--- RECORDS FOR PROCESSING ---

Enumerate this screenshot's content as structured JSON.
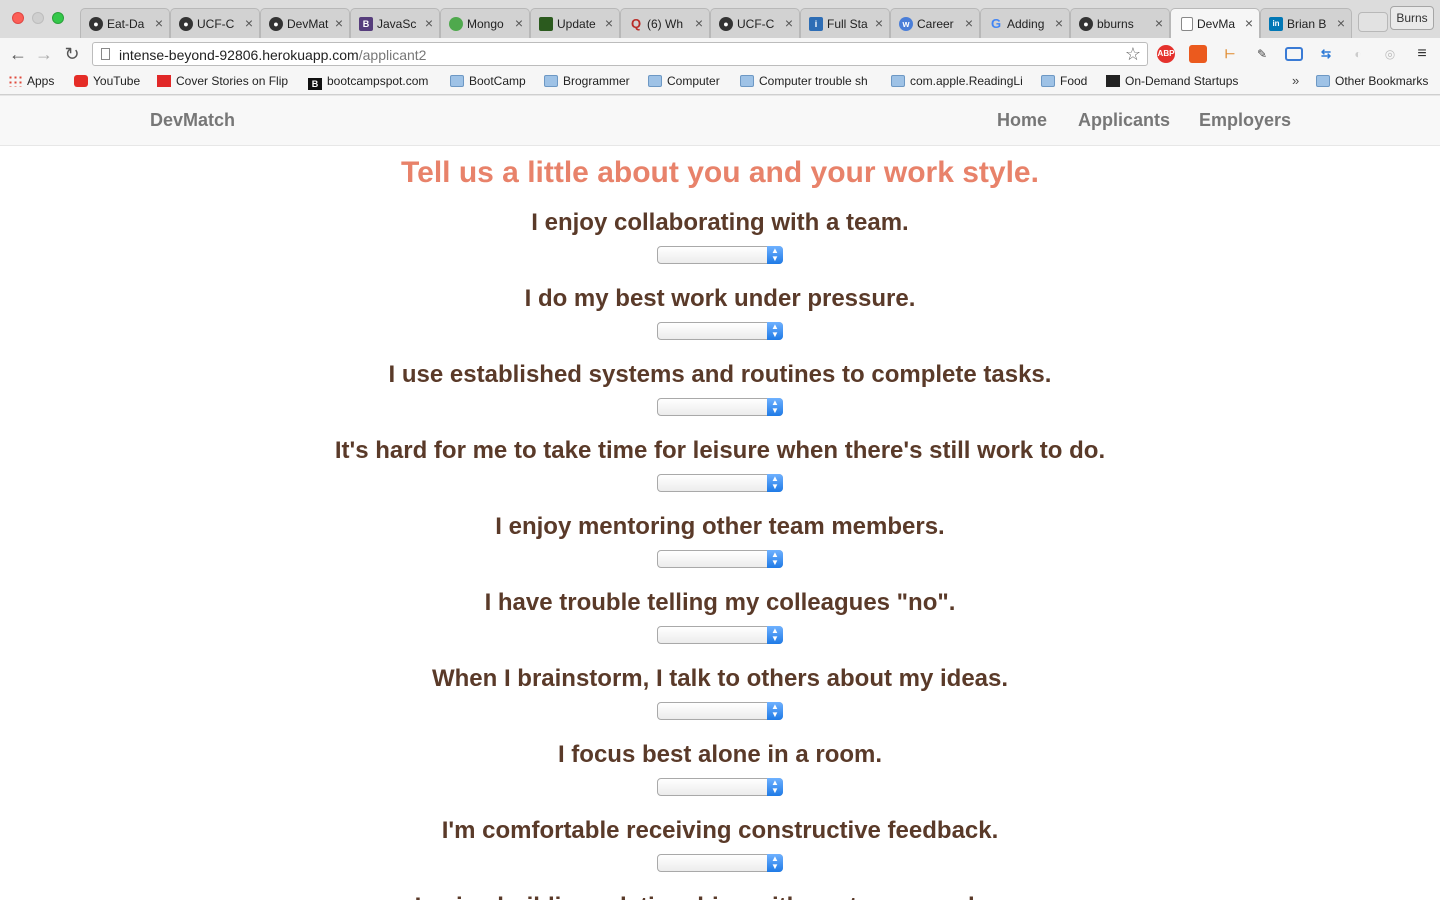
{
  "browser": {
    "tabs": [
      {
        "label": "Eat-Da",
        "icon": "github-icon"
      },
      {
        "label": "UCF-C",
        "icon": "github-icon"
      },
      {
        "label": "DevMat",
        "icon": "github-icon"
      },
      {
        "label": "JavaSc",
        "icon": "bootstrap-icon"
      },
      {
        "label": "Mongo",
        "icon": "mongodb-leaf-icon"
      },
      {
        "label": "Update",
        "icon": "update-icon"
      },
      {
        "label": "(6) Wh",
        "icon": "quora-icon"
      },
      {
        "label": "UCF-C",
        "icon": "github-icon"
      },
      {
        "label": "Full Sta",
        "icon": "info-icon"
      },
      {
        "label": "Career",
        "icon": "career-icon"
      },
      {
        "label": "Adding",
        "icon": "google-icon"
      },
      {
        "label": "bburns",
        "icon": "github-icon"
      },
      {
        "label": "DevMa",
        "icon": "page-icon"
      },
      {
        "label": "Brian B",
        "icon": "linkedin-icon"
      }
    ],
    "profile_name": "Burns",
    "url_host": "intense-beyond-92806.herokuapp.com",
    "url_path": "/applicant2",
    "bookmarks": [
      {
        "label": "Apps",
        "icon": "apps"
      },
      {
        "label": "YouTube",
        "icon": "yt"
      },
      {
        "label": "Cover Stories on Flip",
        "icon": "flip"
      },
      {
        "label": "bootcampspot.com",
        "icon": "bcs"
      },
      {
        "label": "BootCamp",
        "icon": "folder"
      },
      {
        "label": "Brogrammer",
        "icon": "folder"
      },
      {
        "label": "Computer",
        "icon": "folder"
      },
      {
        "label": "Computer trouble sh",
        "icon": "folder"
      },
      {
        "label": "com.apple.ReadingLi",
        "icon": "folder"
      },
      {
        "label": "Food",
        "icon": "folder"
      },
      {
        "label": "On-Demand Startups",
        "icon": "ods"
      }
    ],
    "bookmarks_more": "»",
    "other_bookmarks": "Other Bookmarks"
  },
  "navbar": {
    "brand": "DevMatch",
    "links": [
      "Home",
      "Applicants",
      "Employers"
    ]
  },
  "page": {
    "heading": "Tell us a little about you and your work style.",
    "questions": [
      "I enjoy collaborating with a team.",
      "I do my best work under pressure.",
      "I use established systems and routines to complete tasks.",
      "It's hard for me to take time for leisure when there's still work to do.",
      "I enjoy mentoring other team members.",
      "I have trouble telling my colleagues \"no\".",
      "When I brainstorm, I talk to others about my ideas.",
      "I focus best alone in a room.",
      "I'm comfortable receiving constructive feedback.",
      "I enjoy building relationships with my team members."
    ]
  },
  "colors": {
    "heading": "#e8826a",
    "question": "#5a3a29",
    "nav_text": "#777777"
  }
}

---

▶ [OBJECTIVE]: Pull every line containing "with" out of the records.

▶ [TASK RESULT]:
      "I enjoy collaborating with a team.",
      "I enjoy building relationships with my team members."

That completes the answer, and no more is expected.